### Short exercise
Give the count of lines in the data that include the string "Impressions", with no added remarks.

Dataset entries

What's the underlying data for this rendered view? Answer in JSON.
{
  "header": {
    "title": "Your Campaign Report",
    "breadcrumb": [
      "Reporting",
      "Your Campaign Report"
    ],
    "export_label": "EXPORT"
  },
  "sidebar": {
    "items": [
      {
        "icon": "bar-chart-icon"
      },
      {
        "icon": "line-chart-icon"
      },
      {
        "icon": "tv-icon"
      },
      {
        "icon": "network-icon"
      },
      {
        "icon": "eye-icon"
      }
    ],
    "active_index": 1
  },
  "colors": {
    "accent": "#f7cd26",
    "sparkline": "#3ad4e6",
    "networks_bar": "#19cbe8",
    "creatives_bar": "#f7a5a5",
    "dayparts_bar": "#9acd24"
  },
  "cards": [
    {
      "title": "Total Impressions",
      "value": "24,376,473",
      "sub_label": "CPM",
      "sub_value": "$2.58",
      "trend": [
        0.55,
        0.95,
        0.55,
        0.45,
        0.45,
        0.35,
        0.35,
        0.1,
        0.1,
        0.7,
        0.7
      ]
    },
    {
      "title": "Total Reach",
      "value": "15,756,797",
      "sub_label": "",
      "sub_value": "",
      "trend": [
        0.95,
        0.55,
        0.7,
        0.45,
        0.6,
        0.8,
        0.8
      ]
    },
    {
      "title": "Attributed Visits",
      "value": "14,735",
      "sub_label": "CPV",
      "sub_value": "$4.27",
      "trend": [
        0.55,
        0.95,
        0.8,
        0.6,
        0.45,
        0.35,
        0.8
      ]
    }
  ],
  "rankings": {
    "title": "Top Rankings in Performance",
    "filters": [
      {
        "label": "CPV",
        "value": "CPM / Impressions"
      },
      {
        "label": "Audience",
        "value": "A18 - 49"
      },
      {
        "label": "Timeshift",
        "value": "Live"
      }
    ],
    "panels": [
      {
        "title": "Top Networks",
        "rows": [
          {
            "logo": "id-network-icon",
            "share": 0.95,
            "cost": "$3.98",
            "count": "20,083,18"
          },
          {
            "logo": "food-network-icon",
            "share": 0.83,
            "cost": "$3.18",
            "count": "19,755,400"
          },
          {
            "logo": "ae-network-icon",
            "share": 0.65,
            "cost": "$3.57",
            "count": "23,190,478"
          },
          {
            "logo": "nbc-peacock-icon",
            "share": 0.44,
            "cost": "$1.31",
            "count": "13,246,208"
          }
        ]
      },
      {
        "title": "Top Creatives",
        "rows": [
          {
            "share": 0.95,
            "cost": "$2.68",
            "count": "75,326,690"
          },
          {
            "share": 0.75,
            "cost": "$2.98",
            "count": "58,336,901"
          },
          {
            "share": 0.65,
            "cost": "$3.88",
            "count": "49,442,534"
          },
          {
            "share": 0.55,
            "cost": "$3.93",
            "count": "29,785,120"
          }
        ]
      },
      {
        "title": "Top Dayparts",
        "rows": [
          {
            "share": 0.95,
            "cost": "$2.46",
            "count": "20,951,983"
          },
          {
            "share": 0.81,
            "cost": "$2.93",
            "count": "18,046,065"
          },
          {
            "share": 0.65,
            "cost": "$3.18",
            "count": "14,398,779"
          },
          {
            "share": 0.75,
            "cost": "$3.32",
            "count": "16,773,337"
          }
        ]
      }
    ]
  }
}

### Right answer
2